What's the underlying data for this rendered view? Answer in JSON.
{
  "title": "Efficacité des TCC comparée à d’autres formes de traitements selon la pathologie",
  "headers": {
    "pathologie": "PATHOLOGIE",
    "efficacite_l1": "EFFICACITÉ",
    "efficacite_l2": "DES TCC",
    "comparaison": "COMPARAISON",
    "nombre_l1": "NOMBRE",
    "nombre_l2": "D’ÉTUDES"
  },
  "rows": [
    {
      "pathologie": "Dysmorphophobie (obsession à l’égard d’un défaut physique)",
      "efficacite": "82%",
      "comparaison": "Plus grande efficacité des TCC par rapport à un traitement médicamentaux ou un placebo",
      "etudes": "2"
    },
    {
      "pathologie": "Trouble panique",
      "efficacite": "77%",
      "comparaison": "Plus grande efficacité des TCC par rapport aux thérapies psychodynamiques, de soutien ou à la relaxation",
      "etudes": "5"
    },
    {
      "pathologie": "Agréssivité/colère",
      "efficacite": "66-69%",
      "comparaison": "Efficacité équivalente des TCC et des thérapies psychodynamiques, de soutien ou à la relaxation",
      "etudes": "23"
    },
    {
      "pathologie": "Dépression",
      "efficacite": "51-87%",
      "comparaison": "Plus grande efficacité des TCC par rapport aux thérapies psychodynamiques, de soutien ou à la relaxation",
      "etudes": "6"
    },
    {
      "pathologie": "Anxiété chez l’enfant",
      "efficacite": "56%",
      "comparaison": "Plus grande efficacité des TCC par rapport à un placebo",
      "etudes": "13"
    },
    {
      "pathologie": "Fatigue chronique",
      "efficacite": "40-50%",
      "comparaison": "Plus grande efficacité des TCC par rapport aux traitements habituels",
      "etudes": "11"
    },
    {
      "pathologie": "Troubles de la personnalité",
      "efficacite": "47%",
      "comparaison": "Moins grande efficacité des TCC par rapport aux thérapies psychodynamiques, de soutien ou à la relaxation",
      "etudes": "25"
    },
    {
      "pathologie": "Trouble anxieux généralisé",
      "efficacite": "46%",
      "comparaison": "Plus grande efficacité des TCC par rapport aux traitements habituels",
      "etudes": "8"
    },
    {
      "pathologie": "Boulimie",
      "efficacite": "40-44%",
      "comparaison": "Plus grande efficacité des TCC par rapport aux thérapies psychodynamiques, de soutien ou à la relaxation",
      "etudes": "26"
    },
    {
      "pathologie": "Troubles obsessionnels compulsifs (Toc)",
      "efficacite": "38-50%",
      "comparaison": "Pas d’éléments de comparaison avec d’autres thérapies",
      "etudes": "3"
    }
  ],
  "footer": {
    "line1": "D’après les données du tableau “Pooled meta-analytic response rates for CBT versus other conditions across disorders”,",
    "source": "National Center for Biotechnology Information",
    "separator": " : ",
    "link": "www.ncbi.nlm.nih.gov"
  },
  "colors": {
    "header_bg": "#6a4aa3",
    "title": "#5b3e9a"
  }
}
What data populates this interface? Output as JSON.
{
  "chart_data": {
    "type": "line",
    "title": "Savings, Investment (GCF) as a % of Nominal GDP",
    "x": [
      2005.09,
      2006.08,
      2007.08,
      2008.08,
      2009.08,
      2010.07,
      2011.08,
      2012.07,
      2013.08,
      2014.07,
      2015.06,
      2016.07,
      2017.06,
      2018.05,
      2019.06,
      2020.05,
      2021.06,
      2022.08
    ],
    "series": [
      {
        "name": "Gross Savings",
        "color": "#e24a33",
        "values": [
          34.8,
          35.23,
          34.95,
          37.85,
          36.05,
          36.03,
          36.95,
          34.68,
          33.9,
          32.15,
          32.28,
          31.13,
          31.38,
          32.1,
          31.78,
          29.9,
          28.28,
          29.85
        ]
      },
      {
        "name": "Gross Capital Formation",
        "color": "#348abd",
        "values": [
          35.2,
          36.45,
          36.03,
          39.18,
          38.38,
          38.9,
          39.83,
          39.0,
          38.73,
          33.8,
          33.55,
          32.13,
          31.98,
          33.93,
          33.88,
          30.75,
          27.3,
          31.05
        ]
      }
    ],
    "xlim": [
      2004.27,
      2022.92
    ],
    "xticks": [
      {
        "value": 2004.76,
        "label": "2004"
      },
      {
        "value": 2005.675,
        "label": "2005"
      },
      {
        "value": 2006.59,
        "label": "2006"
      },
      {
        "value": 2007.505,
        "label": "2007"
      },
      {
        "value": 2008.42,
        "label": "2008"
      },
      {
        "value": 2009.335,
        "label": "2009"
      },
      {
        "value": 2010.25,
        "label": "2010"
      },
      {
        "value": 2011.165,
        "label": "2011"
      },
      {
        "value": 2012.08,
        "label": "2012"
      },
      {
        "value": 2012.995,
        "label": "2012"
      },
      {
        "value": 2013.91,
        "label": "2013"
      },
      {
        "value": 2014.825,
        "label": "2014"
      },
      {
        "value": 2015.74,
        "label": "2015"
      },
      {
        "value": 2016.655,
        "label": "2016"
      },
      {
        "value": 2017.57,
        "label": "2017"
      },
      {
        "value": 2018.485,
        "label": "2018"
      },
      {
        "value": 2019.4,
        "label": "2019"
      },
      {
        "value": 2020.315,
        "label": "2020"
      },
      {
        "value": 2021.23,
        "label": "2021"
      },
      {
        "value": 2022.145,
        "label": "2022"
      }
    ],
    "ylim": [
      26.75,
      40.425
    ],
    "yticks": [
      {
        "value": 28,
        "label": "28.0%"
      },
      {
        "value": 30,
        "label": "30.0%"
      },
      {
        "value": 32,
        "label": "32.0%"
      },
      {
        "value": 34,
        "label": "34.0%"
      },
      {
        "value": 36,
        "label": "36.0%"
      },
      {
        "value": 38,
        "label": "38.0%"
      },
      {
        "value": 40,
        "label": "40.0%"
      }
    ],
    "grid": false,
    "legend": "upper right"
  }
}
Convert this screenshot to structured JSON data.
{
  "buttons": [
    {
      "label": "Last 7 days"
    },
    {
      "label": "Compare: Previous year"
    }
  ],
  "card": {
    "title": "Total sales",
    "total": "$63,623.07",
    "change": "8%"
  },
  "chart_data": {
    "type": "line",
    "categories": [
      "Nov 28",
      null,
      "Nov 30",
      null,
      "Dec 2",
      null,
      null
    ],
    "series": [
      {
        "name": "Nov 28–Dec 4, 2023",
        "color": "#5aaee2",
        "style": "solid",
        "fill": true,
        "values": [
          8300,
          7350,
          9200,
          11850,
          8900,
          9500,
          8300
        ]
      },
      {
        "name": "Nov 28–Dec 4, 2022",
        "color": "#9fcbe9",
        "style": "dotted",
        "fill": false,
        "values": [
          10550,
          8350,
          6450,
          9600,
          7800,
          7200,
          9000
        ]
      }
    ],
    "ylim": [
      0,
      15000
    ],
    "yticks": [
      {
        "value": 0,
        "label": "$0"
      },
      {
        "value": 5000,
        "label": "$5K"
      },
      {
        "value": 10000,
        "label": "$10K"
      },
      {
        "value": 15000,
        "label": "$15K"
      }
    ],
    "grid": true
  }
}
***
Prompt →
Copy out the whole listing exactly as written.

Written answer →
What's the underlying data for this rendered view? Answer in JSON.
{
  "title": "Efficacité des TCC comparée à d’autres formes de traitements selon la pathologie",
  "headers": {
    "pathologie": "PATHOLOGIE",
    "efficacite_l1": "EFFICACITÉ",
    "efficacite_l2": "DES TCC",
    "comparaison": "COMPARAISON",
    "nombre_l1": "NOMBRE",
    "nombre_l2": "D’ÉTUDES"
  },
  "rows": [
    {
      "pathologie": "Dysmorphophobie (obsession à l’égard d’un défaut physique)",
      "efficacite": "82%",
      "comparaison": "Plus grande efficacité des TCC par rapport à un traitement médicamentaux ou un placebo",
      "etudes": "2"
    },
    {
      "pathologie": "Trouble panique",
      "efficacite": "77%",
      "comparaison": "Plus grande efficacité des TCC par rapport aux thérapies psychodynamiques, de soutien ou à la relaxation",
      "etudes": "5"
    },
    {
      "pathologie": "Agréssivité/colère",
      "efficacite": "66-69%",
      "comparaison": "Efficacité équivalente des TCC et des thérapies psychodynamiques, de soutien ou à la relaxation",
      "etudes": "23"
    },
    {
      "pathologie": "Dépression",
      "efficacite": "51-87%",
      "comparaison": "Plus grande efficacité des TCC par rapport aux thérapies psychodynamiques, de soutien ou à la relaxation",
      "etudes": "6"
    },
    {
      "pathologie": "Anxiété chez l’enfant",
      "efficacite": "56%",
      "comparaison": "Plus grande efficacité des TCC par rapport à un placebo",
      "etudes": "13"
    },
    {
      "pathologie": "Fatigue chronique",
      "efficacite": "40-50%",
      "comparaison": "Plus grande efficacité des TCC par rapport aux traitements habituels",
      "etudes": "11"
    },
    {
      "pathologie": "Troubles de la personnalité",
      "efficacite": "47%",
      "comparaison": "Moins grande efficacité des TCC par rapport aux thérapies psychodynamiques, de soutien ou à la relaxation",
      "etudes": "25"
    },
    {
      "pathologie": "Trouble anxieux généralisé",
      "efficacite": "46%",
      "comparaison": "Plus grande efficacité des TCC par rapport aux traitements habituels",
      "etudes": "8"
    },
    {
      "pathologie": "Boulimie",
      "efficacite": "40-44%",
      "comparaison": "Plus grande efficacité des TCC par rapport aux thérapies psychodynamiques, de soutien ou à la relaxation",
      "etudes": "26"
    },
    {
      "pathologie": "Troubles obsessionnels compulsifs (Toc)",
      "efficacite": "38-50%",
      "comparaison": "Pas d’éléments de comparaison avec d’autres thérapies",
      "etudes": "3"
    }
  ],
  "footer": {
    "line1": "D’après les données du tableau “Pooled meta-analytic response rates for CBT versus other conditions across disorders”,",
    "source": "National Center for Biotechnology Information",
    "separator": " : ",
    "link": "www.ncbi.nlm.nih.gov"
  },
  "colors": {
    "header_bg": "#6a4aa3",
    "title": "#5b3e9a"
  }
}
What data populates this interface? Output as JSON.
{
  "chart_data": {
    "type": "line",
    "title": "Savings, Investment (GCF) as a % of Nominal GDP",
    "x": [
      2005.09,
      2006.08,
      2007.08,
      2008.08,
      2009.08,
      2010.07,
      2011.08,
      2012.07,
      2013.08,
      2014.07,
      2015.06,
      2016.07,
      2017.06,
      2018.05,
      2019.06,
      2020.05,
      2021.06,
      2022.08
    ],
    "series": [
      {
        "name": "Gross Savings",
        "color": "#e24a33",
        "values": [
          34.8,
          35.23,
          34.95,
          37.85,
          36.05,
          36.03,
          36.95,
          34.68,
          33.9,
          32.15,
          32.28,
          31.13,
          31.38,
          32.1,
          31.78,
          29.9,
          28.28,
          29.85
        ]
      },
      {
        "name": "Gross Capital Formation",
        "color": "#348abd",
        "values": [
          35.2,
          36.45,
          36.03,
          39.18,
          38.38,
          38.9,
          39.83,
          39.0,
          38.73,
          33.8,
          33.55,
          32.13,
          31.98,
          33.93,
          33.88,
          30.75,
          27.3,
          31.05
        ]
      }
    ],
    "xlim": [
      2004.27,
      2022.92
    ],
    "xticks": [
      {
        "value": 2004.76,
        "label": "2004"
      },
      {
        "value": 2005.675,
        "label": "2005"
      },
      {
        "value": 2006.59,
        "label": "2006"
      },
      {
        "value": 2007.505,
        "label": "2007"
      },
      {
        "value": 2008.42,
        "label": "2008"
      },
      {
        "value": 2009.335,
        "label": "2009"
      },
      {
        "value": 2010.25,
        "label": "2010"
      },
      {
        "value": 2011.165,
        "label": "2011"
      },
      {
        "value": 2012.08,
        "label": "2012"
      },
      {
        "value": 2012.995,
        "label": "2012"
      },
      {
        "value": 2013.91,
        "label": "2013"
      },
      {
        "value": 2014.825,
        "label": "2014"
      },
      {
        "value": 2015.74,
        "label": "2015"
      },
      {
        "value": 2016.655,
        "label": "2016"
      },
      {
        "value": 2017.57,
        "label": "2017"
      },
      {
        "value": 2018.485,
        "label": "2018"
      },
      {
        "value": 2019.4,
        "label": "2019"
      },
      {
        "value": 2020.315,
        "label": "2020"
      },
      {
        "value": 2021.23,
        "label": "2021"
      },
      {
        "value": 2022.145,
        "label": "2022"
      }
    ],
    "ylim": [
      26.75,
      40.425
    ],
    "yticks": [
      {
        "value": 28,
        "label": "28.0%"
      },
      {
        "value": 30,
        "label": "30.0%"
      },
      {
        "value": 32,
        "label": "32.0%"
      },
      {
        "value": 34,
        "label": "34.0%"
      },
      {
        "value": 36,
        "label": "36.0%"
      },
      {
        "value": 38,
        "label": "38.0%"
      },
      {
        "value": 40,
        "label": "40.0%"
      }
    ],
    "grid": false,
    "legend": "upper right"
  }
}
Convert this screenshot to structured JSON data.
{
  "buttons": [
    {
      "label": "Last 7 days"
    },
    {
      "label": "Compare: Previous year"
    }
  ],
  "card": {
    "title": "Total sales",
    "total": "$63,623.07",
    "change": "8%"
  },
  "chart_data": {
    "type": "line",
    "categories": [
      "Nov 28",
      null,
      "Nov 30",
      null,
      "Dec 2",
      null,
      null
    ],
    "series": [
      {
        "name": "Nov 28–Dec 4, 2023",
        "color": "#5aaee2",
        "style": "solid",
        "fill": true,
        "values": [
          8300,
          7350,
          9200,
          11850,
          8900,
          9500,
          8300
        ]
      },
      {
        "name": "Nov 28–Dec 4, 2022",
        "color": "#9fcbe9",
        "style": "dotted",
        "fill": false,
        "values": [
          10550,
          8350,
          6450,
          9600,
          7800,
          7200,
          9000
        ]
      }
    ],
    "ylim": [
      0,
      15000
    ],
    "yticks": [
      {
        "value": 0,
        "label": "$0"
      },
      {
        "value": 5000,
        "label": "$5K"
      },
      {
        "value": 10000,
        "label": "$10K"
      },
      {
        "value": 15000,
        "label": "$15K"
      }
    ],
    "grid": true
  }
}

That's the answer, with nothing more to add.